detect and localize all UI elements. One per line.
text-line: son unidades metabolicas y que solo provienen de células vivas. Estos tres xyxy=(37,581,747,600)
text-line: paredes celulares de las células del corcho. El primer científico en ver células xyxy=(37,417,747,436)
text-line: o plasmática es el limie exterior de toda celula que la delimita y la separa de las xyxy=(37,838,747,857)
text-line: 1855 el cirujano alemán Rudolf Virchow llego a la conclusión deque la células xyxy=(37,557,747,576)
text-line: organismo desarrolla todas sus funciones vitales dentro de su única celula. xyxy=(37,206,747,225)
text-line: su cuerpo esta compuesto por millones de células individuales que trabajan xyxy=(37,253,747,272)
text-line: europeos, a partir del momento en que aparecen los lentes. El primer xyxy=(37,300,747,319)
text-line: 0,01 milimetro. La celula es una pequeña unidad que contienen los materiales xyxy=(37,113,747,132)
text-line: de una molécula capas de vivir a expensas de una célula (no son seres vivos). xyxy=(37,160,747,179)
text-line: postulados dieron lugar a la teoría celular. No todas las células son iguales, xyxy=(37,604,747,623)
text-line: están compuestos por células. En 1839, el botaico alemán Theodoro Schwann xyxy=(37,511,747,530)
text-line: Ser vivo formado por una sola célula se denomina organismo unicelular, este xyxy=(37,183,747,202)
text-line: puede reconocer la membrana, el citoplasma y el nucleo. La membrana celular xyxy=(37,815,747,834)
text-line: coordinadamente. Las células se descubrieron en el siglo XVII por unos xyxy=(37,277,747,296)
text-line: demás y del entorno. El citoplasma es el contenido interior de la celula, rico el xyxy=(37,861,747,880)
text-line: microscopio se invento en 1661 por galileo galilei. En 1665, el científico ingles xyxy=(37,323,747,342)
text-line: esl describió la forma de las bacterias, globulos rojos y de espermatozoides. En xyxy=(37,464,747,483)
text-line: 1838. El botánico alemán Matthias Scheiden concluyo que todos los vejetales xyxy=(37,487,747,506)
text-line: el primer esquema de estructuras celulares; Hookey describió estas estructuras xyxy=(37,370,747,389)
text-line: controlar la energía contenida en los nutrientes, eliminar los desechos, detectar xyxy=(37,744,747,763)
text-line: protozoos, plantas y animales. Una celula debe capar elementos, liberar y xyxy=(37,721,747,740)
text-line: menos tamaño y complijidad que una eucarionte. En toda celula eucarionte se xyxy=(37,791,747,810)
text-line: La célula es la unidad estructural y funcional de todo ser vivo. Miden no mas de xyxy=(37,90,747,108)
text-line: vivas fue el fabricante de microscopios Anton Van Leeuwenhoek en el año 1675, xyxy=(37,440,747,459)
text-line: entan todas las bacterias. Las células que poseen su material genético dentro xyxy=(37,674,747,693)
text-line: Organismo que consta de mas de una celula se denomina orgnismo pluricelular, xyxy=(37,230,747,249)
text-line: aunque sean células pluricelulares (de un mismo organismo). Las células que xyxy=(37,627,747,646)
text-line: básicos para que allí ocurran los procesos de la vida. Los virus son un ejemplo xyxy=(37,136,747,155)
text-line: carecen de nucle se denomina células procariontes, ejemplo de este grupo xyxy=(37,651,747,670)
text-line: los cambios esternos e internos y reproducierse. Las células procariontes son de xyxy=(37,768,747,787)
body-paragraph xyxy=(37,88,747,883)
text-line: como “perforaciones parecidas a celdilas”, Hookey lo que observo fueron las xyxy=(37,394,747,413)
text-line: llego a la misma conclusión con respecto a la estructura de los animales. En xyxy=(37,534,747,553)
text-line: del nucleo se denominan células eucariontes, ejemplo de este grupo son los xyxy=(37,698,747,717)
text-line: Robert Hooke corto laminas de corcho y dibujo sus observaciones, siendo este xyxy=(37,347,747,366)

---------------

Work task:
Each entry given above is to be duplicated exactly.

Task solution:
detect and localize all UI elements. One per line.
text-line: son unidades metabolicas y que solo provienen de células vivas. Estos tres xyxy=(37,581,747,600)
text-line: paredes celulares de las células del corcho. El primer científico en ver células xyxy=(37,417,747,436)
text-line: o plasmática es el limie exterior de toda celula que la delimita y la separa de las xyxy=(37,838,747,857)
text-line: 1855 el cirujano alemán Rudolf Virchow llego a la conclusión deque la células xyxy=(37,557,747,576)
text-line: organismo desarrolla todas sus funciones vitales dentro de su única celula. xyxy=(37,206,747,225)
text-line: su cuerpo esta compuesto por millones de células individuales que trabajan xyxy=(37,253,747,272)
text-line: europeos, a partir del momento en que aparecen los lentes. El primer xyxy=(37,300,747,319)
text-line: 0,01 milimetro. La celula es una pequeña unidad que contienen los materiales xyxy=(37,113,747,132)
text-line: de una molécula capas de vivir a expensas de una célula (no son seres vivos). xyxy=(37,160,747,179)
text-line: postulados dieron lugar a la teoría celular. No todas las células son iguales, xyxy=(37,604,747,623)
text-line: están compuestos por células. En 1839, el botaico alemán Theodoro Schwann xyxy=(37,511,747,530)
text-line: Ser vivo formado por una sola célula se denomina organismo unicelular, este xyxy=(37,183,747,202)
text-line: puede reconocer la membrana, el citoplasma y el nucleo. La membrana celular xyxy=(37,815,747,834)
text-line: coordinadamente. Las células se descubrieron en el siglo XVII por unos xyxy=(37,277,747,296)
text-line: demás y del entorno. El citoplasma es el contenido interior de la celula, rico el xyxy=(37,861,747,880)
text-line: microscopio se invento en 1661 por galileo galilei. En 1665, el científico ingles xyxy=(37,323,747,342)
text-line: esl describió la forma de las bacterias, globulos rojos y de espermatozoides. En xyxy=(37,464,747,483)
text-line: 1838. El botánico alemán Matthias Scheiden concluyo que todos los vejetales xyxy=(37,487,747,506)
text-line: el primer esquema de estructuras celulares; Hookey describió estas estructuras xyxy=(37,370,747,389)
text-line: controlar la energía contenida en los nutrientes, eliminar los desechos, detectar xyxy=(37,744,747,763)
text-line: protozoos, plantas y animales. Una celula debe capar elementos, liberar y xyxy=(37,721,747,740)
text-line: menos tamaño y complijidad que una eucarionte. En toda celula eucarionte se xyxy=(37,791,747,810)
text-line: La célula es la unidad estructural y funcional de todo ser vivo. Miden no mas de xyxy=(37,90,747,108)
text-line: vivas fue el fabricante de microscopios Anton Van Leeuwenhoek en el año 1675, xyxy=(37,440,747,459)
text-line: entan todas las bacterias. Las células que poseen su material genético dentro xyxy=(37,674,747,693)
text-line: Organismo que consta de mas de una celula se denomina orgnismo pluricelular, xyxy=(37,230,747,249)
text-line: aunque sean células pluricelulares (de un mismo organismo). Las células que xyxy=(37,627,747,646)
text-line: básicos para que allí ocurran los procesos de la vida. Los virus son un ejemplo xyxy=(37,136,747,155)
text-line: carecen de nucle se denomina células procariontes, ejemplo de este grupo xyxy=(37,651,747,670)
text-line: los cambios esternos e internos y reproducierse. Las células procariontes son de xyxy=(37,768,747,787)
body-paragraph xyxy=(37,88,747,883)
text-line: como “perforaciones parecidas a celdilas”, Hookey lo que observo fueron las xyxy=(37,394,747,413)
text-line: llego a la misma conclusión con respecto a la estructura de los animales. En xyxy=(37,534,747,553)
text-line: del nucleo se denominan células eucariontes, ejemplo de este grupo son los xyxy=(37,698,747,717)
text-line: Robert Hooke corto laminas de corcho y dibujo sus observaciones, siendo este xyxy=(37,347,747,366)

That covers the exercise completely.